Input rows ▸
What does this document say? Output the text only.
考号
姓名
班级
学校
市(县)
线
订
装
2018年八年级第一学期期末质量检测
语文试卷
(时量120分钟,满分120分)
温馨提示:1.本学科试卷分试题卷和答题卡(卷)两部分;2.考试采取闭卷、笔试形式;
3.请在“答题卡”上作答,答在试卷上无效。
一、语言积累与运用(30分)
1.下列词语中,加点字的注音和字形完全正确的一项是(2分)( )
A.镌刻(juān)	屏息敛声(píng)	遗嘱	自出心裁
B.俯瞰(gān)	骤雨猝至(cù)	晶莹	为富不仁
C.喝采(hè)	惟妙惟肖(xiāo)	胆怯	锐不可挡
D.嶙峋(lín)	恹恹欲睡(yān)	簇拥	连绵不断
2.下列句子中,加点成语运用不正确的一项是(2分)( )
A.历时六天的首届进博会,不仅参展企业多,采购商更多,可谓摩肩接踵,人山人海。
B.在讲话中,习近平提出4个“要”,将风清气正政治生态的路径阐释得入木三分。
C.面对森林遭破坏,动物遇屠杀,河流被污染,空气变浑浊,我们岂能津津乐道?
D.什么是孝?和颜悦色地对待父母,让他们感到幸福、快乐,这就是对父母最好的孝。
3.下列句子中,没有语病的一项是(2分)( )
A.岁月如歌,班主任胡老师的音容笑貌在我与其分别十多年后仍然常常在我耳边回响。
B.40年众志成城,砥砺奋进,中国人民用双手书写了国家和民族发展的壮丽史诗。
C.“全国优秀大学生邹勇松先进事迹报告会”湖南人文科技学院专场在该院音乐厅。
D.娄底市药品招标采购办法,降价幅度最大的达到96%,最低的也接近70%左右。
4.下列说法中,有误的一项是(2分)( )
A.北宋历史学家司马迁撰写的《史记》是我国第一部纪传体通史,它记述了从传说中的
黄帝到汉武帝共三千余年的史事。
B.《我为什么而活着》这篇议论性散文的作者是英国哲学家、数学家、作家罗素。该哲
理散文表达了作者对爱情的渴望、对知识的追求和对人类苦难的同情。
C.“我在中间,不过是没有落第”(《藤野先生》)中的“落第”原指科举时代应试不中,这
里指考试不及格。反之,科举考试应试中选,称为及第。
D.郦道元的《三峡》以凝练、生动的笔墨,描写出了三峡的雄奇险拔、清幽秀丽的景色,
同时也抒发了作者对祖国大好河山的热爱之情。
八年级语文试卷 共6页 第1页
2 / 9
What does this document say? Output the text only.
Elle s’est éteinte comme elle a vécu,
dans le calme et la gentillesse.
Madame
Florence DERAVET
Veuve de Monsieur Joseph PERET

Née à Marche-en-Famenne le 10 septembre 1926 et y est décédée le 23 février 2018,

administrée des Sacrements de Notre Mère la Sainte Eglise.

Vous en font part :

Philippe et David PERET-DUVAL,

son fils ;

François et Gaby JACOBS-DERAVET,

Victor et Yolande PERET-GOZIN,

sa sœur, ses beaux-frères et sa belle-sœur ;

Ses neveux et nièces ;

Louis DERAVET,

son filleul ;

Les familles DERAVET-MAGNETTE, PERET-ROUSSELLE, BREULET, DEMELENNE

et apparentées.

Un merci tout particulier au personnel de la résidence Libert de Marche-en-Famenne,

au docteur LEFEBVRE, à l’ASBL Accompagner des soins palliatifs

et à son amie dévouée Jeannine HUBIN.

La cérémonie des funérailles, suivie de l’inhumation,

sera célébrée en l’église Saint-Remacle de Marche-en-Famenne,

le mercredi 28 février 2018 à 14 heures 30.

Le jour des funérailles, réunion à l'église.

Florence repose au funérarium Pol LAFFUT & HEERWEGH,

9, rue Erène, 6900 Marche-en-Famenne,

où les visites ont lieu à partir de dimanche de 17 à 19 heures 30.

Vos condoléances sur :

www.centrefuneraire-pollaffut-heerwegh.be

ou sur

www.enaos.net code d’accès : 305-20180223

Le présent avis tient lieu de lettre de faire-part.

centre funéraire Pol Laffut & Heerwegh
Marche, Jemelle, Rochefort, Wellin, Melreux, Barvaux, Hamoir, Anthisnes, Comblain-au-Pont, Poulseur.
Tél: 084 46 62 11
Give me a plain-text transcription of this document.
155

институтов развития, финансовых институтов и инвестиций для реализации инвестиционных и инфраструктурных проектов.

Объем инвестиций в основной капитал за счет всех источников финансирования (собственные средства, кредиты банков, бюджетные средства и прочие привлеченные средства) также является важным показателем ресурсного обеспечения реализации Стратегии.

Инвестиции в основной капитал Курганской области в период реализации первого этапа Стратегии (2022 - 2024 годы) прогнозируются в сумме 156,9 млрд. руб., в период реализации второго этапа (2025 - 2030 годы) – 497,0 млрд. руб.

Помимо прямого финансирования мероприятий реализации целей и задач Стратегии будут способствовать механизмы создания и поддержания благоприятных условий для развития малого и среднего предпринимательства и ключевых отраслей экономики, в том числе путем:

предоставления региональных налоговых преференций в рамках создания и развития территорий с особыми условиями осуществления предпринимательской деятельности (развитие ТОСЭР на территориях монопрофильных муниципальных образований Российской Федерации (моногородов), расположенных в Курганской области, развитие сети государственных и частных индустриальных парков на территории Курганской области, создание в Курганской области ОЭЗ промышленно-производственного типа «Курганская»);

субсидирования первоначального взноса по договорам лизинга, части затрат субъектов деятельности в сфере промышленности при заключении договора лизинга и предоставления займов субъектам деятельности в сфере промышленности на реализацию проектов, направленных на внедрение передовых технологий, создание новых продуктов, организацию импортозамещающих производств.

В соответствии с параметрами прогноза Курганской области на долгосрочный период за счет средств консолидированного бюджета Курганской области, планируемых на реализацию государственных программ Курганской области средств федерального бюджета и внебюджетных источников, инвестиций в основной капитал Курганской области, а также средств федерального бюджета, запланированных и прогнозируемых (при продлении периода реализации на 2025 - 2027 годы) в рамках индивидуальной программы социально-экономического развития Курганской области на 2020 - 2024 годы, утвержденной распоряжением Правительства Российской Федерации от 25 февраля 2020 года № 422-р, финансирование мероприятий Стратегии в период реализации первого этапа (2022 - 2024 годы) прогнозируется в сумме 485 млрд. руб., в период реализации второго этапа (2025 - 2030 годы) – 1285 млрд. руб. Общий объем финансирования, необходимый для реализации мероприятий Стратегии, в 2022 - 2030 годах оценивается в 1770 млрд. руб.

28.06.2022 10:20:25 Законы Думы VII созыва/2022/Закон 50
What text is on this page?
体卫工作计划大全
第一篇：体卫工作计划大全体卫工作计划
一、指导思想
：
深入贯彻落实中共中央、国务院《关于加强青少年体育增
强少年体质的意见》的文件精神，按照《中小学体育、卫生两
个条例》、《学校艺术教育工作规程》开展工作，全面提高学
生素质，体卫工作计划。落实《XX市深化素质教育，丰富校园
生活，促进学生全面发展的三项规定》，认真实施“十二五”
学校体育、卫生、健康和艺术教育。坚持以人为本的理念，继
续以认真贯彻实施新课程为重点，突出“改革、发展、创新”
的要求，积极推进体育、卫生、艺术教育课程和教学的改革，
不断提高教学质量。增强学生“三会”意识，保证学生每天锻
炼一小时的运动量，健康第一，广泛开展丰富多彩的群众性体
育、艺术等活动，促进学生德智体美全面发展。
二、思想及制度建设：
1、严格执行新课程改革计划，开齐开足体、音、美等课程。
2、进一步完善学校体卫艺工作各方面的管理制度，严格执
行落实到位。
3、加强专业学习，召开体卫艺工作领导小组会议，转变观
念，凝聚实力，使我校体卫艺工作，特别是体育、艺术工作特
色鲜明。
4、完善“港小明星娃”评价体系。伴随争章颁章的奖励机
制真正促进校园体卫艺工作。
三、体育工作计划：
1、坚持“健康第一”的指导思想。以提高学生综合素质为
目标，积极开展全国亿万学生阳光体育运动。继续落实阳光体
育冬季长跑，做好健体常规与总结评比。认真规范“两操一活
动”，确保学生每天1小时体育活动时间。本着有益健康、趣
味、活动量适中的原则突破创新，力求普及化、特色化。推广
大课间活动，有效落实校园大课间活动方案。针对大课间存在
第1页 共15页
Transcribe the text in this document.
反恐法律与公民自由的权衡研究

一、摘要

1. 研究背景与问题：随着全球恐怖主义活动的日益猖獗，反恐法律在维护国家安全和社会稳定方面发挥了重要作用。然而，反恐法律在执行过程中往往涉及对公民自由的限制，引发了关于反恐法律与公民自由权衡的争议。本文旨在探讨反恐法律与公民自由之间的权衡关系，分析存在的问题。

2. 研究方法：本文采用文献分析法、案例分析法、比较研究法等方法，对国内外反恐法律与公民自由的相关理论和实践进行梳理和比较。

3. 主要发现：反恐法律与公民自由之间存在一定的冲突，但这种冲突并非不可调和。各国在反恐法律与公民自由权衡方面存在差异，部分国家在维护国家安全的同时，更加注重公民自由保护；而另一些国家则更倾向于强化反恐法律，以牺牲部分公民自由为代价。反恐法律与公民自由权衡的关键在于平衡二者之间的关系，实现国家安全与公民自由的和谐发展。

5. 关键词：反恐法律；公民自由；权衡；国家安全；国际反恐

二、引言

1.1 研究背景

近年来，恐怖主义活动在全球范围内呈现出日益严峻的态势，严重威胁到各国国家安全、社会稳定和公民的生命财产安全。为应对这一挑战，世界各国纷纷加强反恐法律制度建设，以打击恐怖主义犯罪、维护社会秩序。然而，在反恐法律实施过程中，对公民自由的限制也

Given task ▸
Every line holding "heures" should be copied out.

Result for this task ▸
le mercredi 28 février 2018 à 14 heures 30.
où les visites ont lieu à partir de dimanche de 17 à 19 heures 30.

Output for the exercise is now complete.